### Written instruction:
Exactly as they appear, output all of the records. Skip any images.

** Start Entries shown **

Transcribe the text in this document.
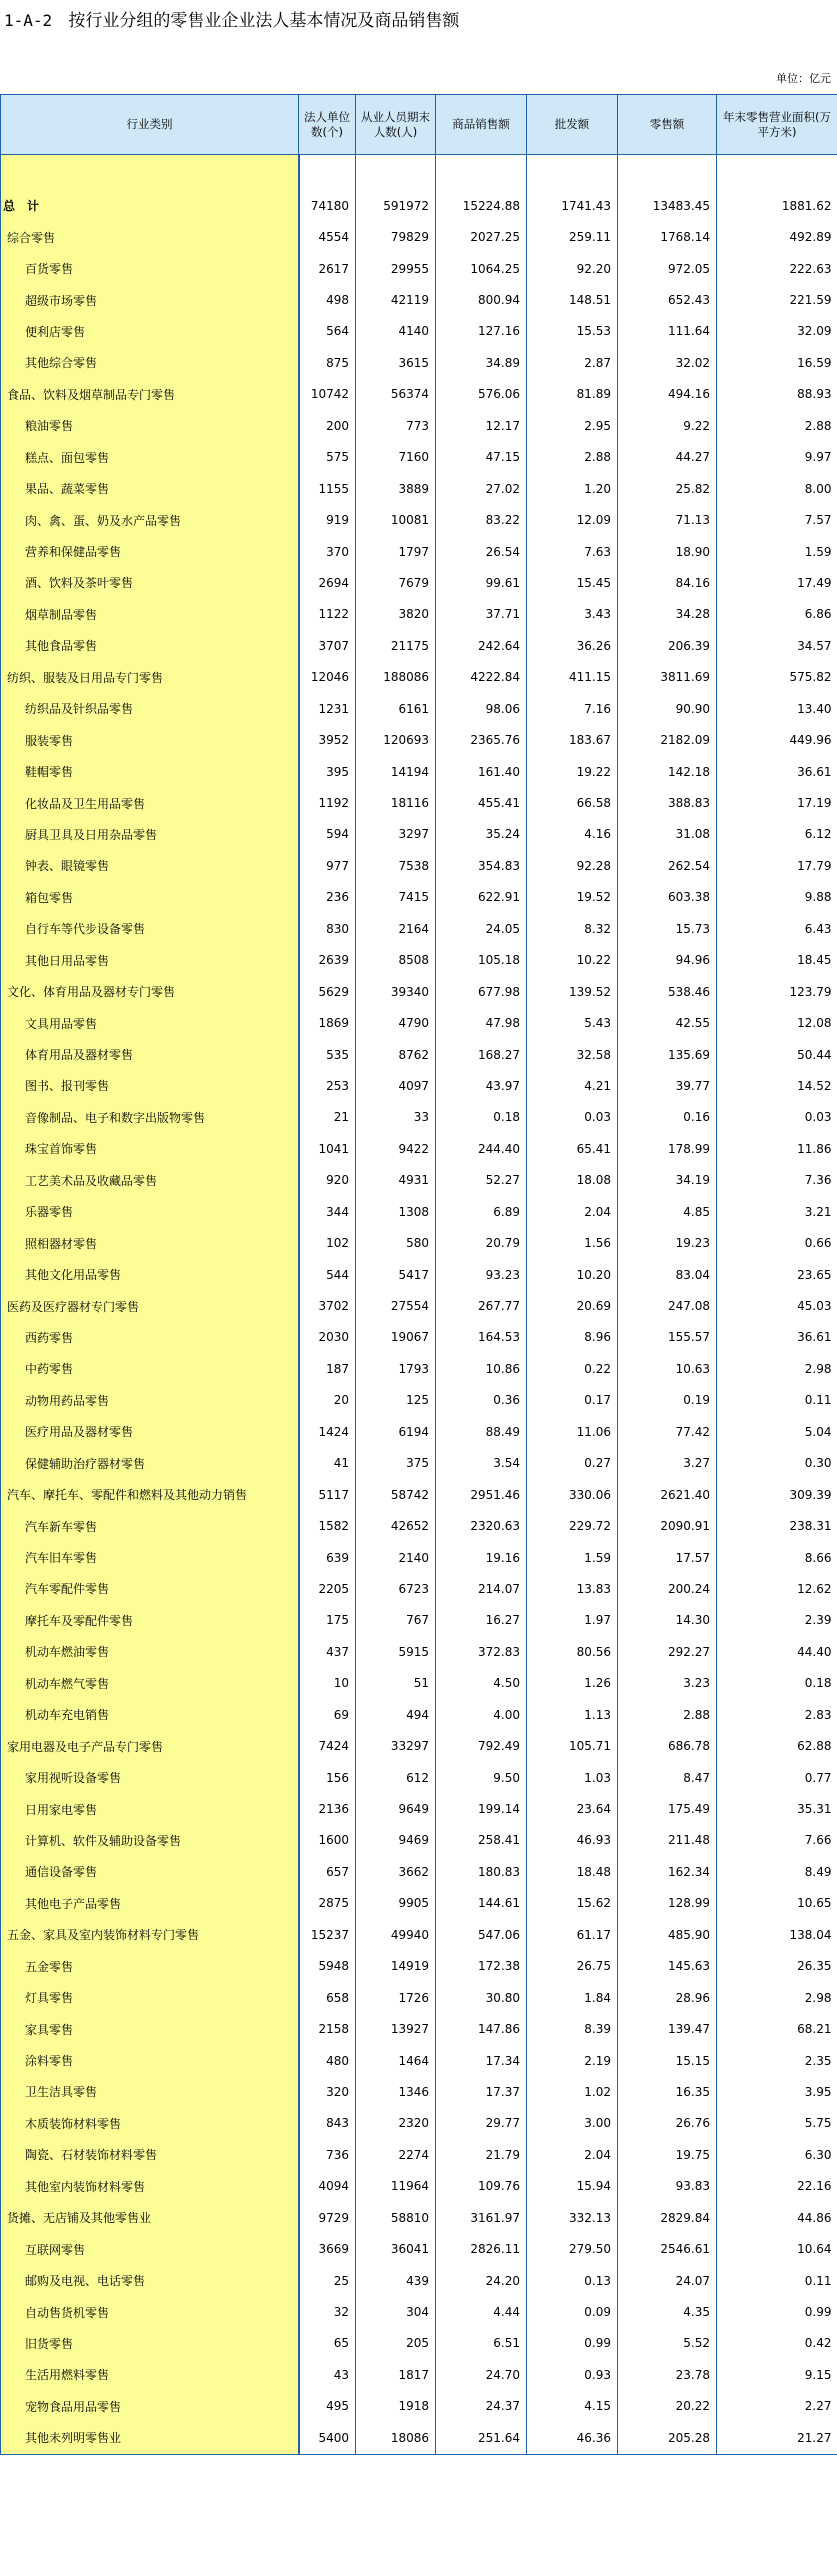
1-A-2 按行业分组的零售业企业法人基本情况及商品销售额
单位：亿元
行业类别	法人单位数(个)	从业人员期末人数(人)	商品销售额	批发额	零售额	年末零售营业面积(万平方米)

总　计	74180	591972	15224.88	1741.43	13483.45	1881.62
综合零售	4554	79829	2027.25	259.11	1768.14	492.89
百货零售	2617	29955	1064.25	92.20	972.05	222.63
超级市场零售	498	42119	800.94	148.51	652.43	221.59
便利店零售	564	4140	127.16	15.53	111.64	32.09
其他综合零售	875	3615	34.89	2.87	32.02	16.59
食品、饮料及烟草制品专门零售	10742	56374	576.06	81.89	494.16	88.93
粮油零售	200	773	12.17	2.95	9.22	2.88
糕点、面包零售	575	7160	47.15	2.88	44.27	9.97
果品、蔬菜零售	1155	3889	27.02	1.20	25.82	8.00
肉、禽、蛋、奶及水产品零售	919	10081	83.22	12.09	71.13	7.57
营养和保健品零售	370	1797	26.54	7.63	18.90	1.59
酒、饮料及茶叶零售	2694	7679	99.61	15.45	84.16	17.49
烟草制品零售	1122	3820	37.71	3.43	34.28	6.86
其他食品零售	3707	21175	242.64	36.26	206.39	34.57
纺织、服装及日用品专门零售	12046	188086	4222.84	411.15	3811.69	575.82
纺织品及针织品零售	1231	6161	98.06	7.16	90.90	13.40
服装零售	3952	120693	2365.76	183.67	2182.09	449.96
鞋帽零售	395	14194	161.40	19.22	142.18	36.61
化妆品及卫生用品零售	1192	18116	455.41	66.58	388.83	17.19
厨具卫具及日用杂品零售	594	3297	35.24	4.16	31.08	6.12
钟表、眼镜零售	977	7538	354.83	92.28	262.54	17.79
箱包零售	236	7415	622.91	19.52	603.38	9.88
自行车等代步设备零售	830	2164	24.05	8.32	15.73	6.43
其他日用品零售	2639	8508	105.18	10.22	94.96	18.45
文化、体育用品及器材专门零售	5629	39340	677.98	139.52	538.46	123.79
文具用品零售	1869	4790	47.98	5.43	42.55	12.08
体育用品及器材零售	535	8762	168.27	32.58	135.69	50.44
图书、报刊零售	253	4097	43.97	4.21	39.77	14.52
音像制品、电子和数字出版物零售	21	33	0.18	0.03	0.16	0.03
珠宝首饰零售	1041	9422	244.40	65.41	178.99	11.86
工艺美术品及收藏品零售	920	4931	52.27	18.08	34.19	7.36
乐器零售	344	1308	6.89	2.04	4.85	3.21
照相器材零售	102	580	20.79	1.56	19.23	0.66
其他文化用品零售	544	5417	93.23	10.20	83.04	23.65
医药及医疗器材专门零售	3702	27554	267.77	20.69	247.08	45.03
西药零售	2030	19067	164.53	8.96	155.57	36.61
中药零售	187	1793	10.86	0.22	10.63	2.98
动物用药品零售	20	125	0.36	0.17	0.19	0.11
医疗用品及器材零售	1424	6194	88.49	11.06	77.42	5.04
保健辅助治疗器材零售	41	375	3.54	0.27	3.27	0.30
汽车、摩托车、零配件和燃料及其他动力销售	5117	58742	2951.46	330.06	2621.40	309.39
汽车新车零售	1582	42652	2320.63	229.72	2090.91	238.31
汽车旧车零售	639	2140	19.16	1.59	17.57	8.66
汽车零配件零售	2205	6723	214.07	13.83	200.24	12.62
摩托车及零配件零售	175	767	16.27	1.97	14.30	2.39
机动车燃油零售	437	5915	372.83	80.56	292.27	44.40
机动车燃气零售	10	51	4.50	1.26	3.23	0.18
机动车充电销售	69	494	4.00	1.13	2.88	2.83
家用电器及电子产品专门零售	7424	33297	792.49	105.71	686.78	62.88
家用视听设备零售	156	612	9.50	1.03	8.47	0.77
日用家电零售	2136	9649	199.14	23.64	175.49	35.31
计算机、软件及辅助设备零售	1600	9469	258.41	46.93	211.48	7.66
通信设备零售	657	3662	180.83	18.48	162.34	8.49
其他电子产品零售	2875	9905	144.61	15.62	128.99	10.65
五金、家具及室内装饰材料专门零售	15237	49940	547.06	61.17	485.90	138.04
五金零售	5948	14919	172.38	26.75	145.63	26.35
灯具零售	658	1726	30.80	1.84	28.96	2.98
家具零售	2158	13927	147.86	8.39	139.47	68.21
涂料零售	480	1464	17.34	2.19	15.15	2.35
卫生洁具零售	320	1346	17.37	1.02	16.35	3.95
木质装饰材料零售	843	2320	29.77	3.00	26.76	5.75
陶瓷、石材装饰材料零售	736	2274	21.79	2.04	19.75	6.30
其他室内装饰材料零售	4094	11964	109.76	15.94	93.83	22.16
货摊、无店铺及其他零售业	9729	58810	3161.97	332.13	2829.84	44.86
互联网零售	3669	36041	2826.11	279.50	2546.61	10.64
邮购及电视、电话零售	25	439	24.20	0.13	24.07	0.11
自动售货机零售	32	304	4.44	0.09	4.35	0.99
旧货零售	65	205	6.51	0.99	5.52	0.42
生活用燃料零售	43	1817	24.70	0.93	23.78	9.15
宠物食品用品零售	495	1918	24.37	4.15	20.22	2.27
其他未列明零售业	5400	18086	251.64	46.36	205.28	21.27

** End Entries shown **

### Solution to this problem:
Transcribe the text in this document.
1-A-2 按行业分组的零售业企业法人基本情况及商品销售额
单位：亿元
行业类别	法人单位数(个)	从业人员期末人数(人)	商品销售额	批发额	零售额	年末零售营业面积(万平方米)

总　计	74180	591972	15224.88	1741.43	13483.45	1881.62
综合零售	4554	79829	2027.25	259.11	1768.14	492.89
百货零售	2617	29955	1064.25	92.20	972.05	222.63
超级市场零售	498	42119	800.94	148.51	652.43	221.59
便利店零售	564	4140	127.16	15.53	111.64	32.09
其他综合零售	875	3615	34.89	2.87	32.02	16.59
食品、饮料及烟草制品专门零售	10742	56374	576.06	81.89	494.16	88.93
粮油零售	200	773	12.17	2.95	9.22	2.88
糕点、面包零售	575	7160	47.15	2.88	44.27	9.97
果品、蔬菜零售	1155	3889	27.02	1.20	25.82	8.00
肉、禽、蛋、奶及水产品零售	919	10081	83.22	12.09	71.13	7.57
营养和保健品零售	370	1797	26.54	7.63	18.90	1.59
酒、饮料及茶叶零售	2694	7679	99.61	15.45	84.16	17.49
烟草制品零售	1122	3820	37.71	3.43	34.28	6.86
其他食品零售	3707	21175	242.64	36.26	206.39	34.57
纺织、服装及日用品专门零售	12046	188086	4222.84	411.15	3811.69	575.82
纺织品及针织品零售	1231	6161	98.06	7.16	90.90	13.40
服装零售	3952	120693	2365.76	183.67	2182.09	449.96
鞋帽零售	395	14194	161.40	19.22	142.18	36.61
化妆品及卫生用品零售	1192	18116	455.41	66.58	388.83	17.19
厨具卫具及日用杂品零售	594	3297	35.24	4.16	31.08	6.12
钟表、眼镜零售	977	7538	354.83	92.28	262.54	17.79
箱包零售	236	7415	622.91	19.52	603.38	9.88
自行车等代步设备零售	830	2164	24.05	8.32	15.73	6.43
其他日用品零售	2639	8508	105.18	10.22	94.96	18.45
文化、体育用品及器材专门零售	5629	39340	677.98	139.52	538.46	123.79
文具用品零售	1869	4790	47.98	5.43	42.55	12.08
体育用品及器材零售	535	8762	168.27	32.58	135.69	50.44
图书、报刊零售	253	4097	43.97	4.21	39.77	14.52
音像制品、电子和数字出版物零售	21	33	0.18	0.03	0.16	0.03
珠宝首饰零售	1041	9422	244.40	65.41	178.99	11.86
工艺美术品及收藏品零售	920	4931	52.27	18.08	34.19	7.36
乐器零售	344	1308	6.89	2.04	4.85	3.21
照相器材零售	102	580	20.79	1.56	19.23	0.66
其他文化用品零售	544	5417	93.23	10.20	83.04	23.65
医药及医疗器材专门零售	3702	27554	267.77	20.69	247.08	45.03
西药零售	2030	19067	164.53	8.96	155.57	36.61
中药零售	187	1793	10.86	0.22	10.63	2.98
动物用药品零售	20	125	0.36	0.17	0.19	0.11
医疗用品及器材零售	1424	6194	88.49	11.06	77.42	5.04
保健辅助治疗器材零售	41	375	3.54	0.27	3.27	0.30
汽车、摩托车、零配件和燃料及其他动力销售	5117	58742	2951.46	330.06	2621.40	309.39
汽车新车零售	1582	42652	2320.63	229.72	2090.91	238.31
汽车旧车零售	639	2140	19.16	1.59	17.57	8.66
汽车零配件零售	2205	6723	214.07	13.83	200.24	12.62
摩托车及零配件零售	175	767	16.27	1.97	14.30	2.39
机动车燃油零售	437	5915	372.83	80.56	292.27	44.40
机动车燃气零售	10	51	4.50	1.26	3.23	0.18
机动车充电销售	69	494	4.00	1.13	2.88	2.83
家用电器及电子产品专门零售	7424	33297	792.49	105.71	686.78	62.88
家用视听设备零售	156	612	9.50	1.03	8.47	0.77
日用家电零售	2136	9649	199.14	23.64	175.49	35.31
计算机、软件及辅助设备零售	1600	9469	258.41	46.93	211.48	7.66
通信设备零售	657	3662	180.83	18.48	162.34	8.49
其他电子产品零售	2875	9905	144.61	15.62	128.99	10.65
五金、家具及室内装饰材料专门零售	15237	49940	547.06	61.17	485.90	138.04
五金零售	5948	14919	172.38	26.75	145.63	26.35
灯具零售	658	1726	30.80	1.84	28.96	2.98
家具零售	2158	13927	147.86	8.39	139.47	68.21
涂料零售	480	1464	17.34	2.19	15.15	2.35
卫生洁具零售	320	1346	17.37	1.02	16.35	3.95
木质装饰材料零售	843	2320	29.77	3.00	26.76	5.75
陶瓷、石材装饰材料零售	736	2274	21.79	2.04	19.75	6.30
其他室内装饰材料零售	4094	11964	109.76	15.94	93.83	22.16
货摊、无店铺及其他零售业	9729	58810	3161.97	332.13	2829.84	44.86
互联网零售	3669	36041	2826.11	279.50	2546.61	10.64
邮购及电视、电话零售	25	439	24.20	0.13	24.07	0.11
自动售货机零售	32	304	4.44	0.09	4.35	0.99
旧货零售	65	205	6.51	0.99	5.52	0.42
生活用燃料零售	43	1817	24.70	0.93	23.78	9.15
宠物食品用品零售	495	1918	24.37	4.15	20.22	2.27
其他未列明零售业	5400	18086	251.64	46.36	205.28	21.27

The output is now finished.